**SHORT TASK:**
Write the records below out in full, character for character, with no pictures.

+++ GIVEN ENTRIES

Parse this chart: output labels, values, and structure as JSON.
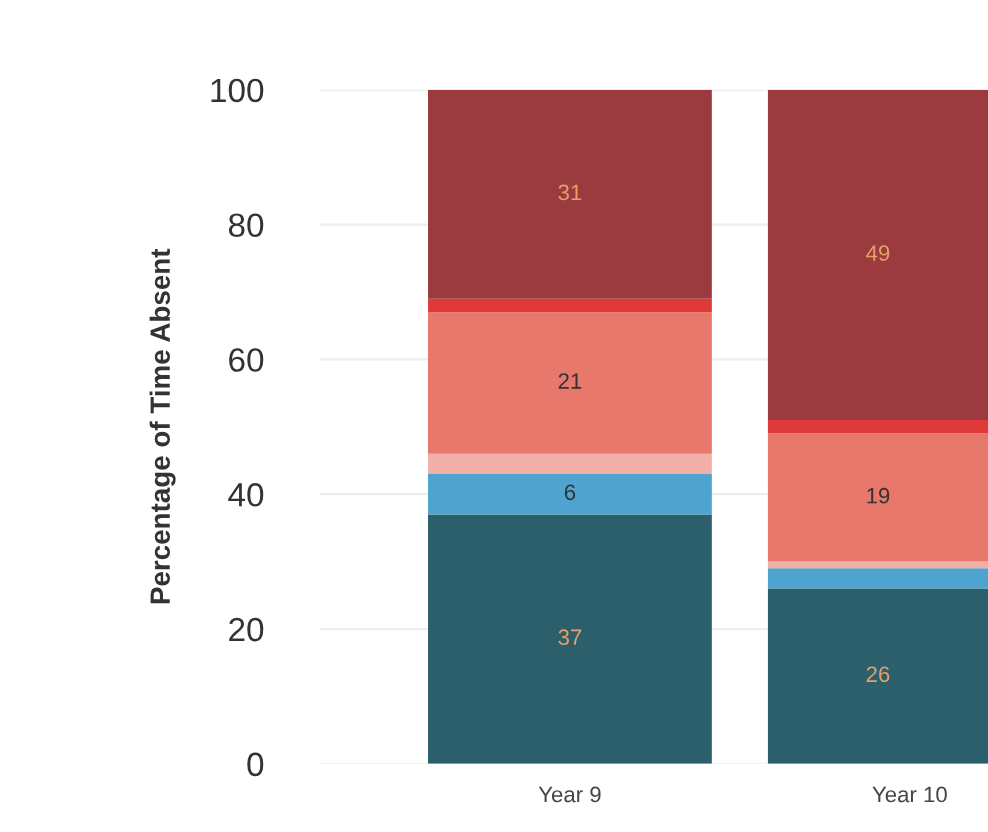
{
  "chart_data": {
    "type": "bar",
    "stacked": true,
    "ylabel": "Percentage of Time Absent",
    "categories": [
      "Year 9",
      "Year 10"
    ],
    "ylim": [
      0,
      100
    ],
    "yticks": [
      0,
      20,
      40,
      60,
      80,
      100
    ],
    "grid": "y",
    "series": [
      {
        "color": "#2a5f6b",
        "values": [
          37,
          26
        ],
        "value_labels": [
          "37",
          "26"
        ]
      },
      {
        "color": "#4fa3cf",
        "values": [
          6,
          3
        ],
        "value_labels": [
          "6",
          null
        ]
      },
      {
        "color": "#f0b0a8",
        "values": [
          3,
          1
        ],
        "value_labels": [
          null,
          null
        ]
      },
      {
        "color": "#e8776c",
        "values": [
          21,
          19
        ],
        "value_labels": [
          "21",
          "19"
        ]
      },
      {
        "color": "#e0393a",
        "values": [
          2,
          2
        ],
        "value_labels": [
          null,
          null
        ]
      },
      {
        "color": "#9b3b3f",
        "values": [
          31,
          49
        ],
        "value_labels": [
          "31",
          "49"
        ]
      }
    ]
  }
}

++++++

**EXERCISE RESPONSE:**
Parse this chart: output labels, values, and structure as JSON.
{
  "chart_data": {
    "type": "bar",
    "stacked": true,
    "ylabel": "Percentage of Time Absent",
    "categories": [
      "Year 9",
      "Year 10"
    ],
    "ylim": [
      0,
      100
    ],
    "yticks": [
      0,
      20,
      40,
      60,
      80,
      100
    ],
    "grid": "y",
    "series": [
      {
        "color": "#2a5f6b",
        "values": [
          37,
          26
        ],
        "value_labels": [
          "37",
          "26"
        ]
      },
      {
        "color": "#4fa3cf",
        "values": [
          6,
          3
        ],
        "value_labels": [
          "6",
          null
        ]
      },
      {
        "color": "#f0b0a8",
        "values": [
          3,
          1
        ],
        "value_labels": [
          null,
          null
        ]
      },
      {
        "color": "#e8776c",
        "values": [
          21,
          19
        ],
        "value_labels": [
          "21",
          "19"
        ]
      },
      {
        "color": "#e0393a",
        "values": [
          2,
          2
        ],
        "value_labels": [
          null,
          null
        ]
      },
      {
        "color": "#9b3b3f",
        "values": [
          31,
          49
        ],
        "value_labels": [
          "31",
          "49"
        ]
      }
    ]
  }
}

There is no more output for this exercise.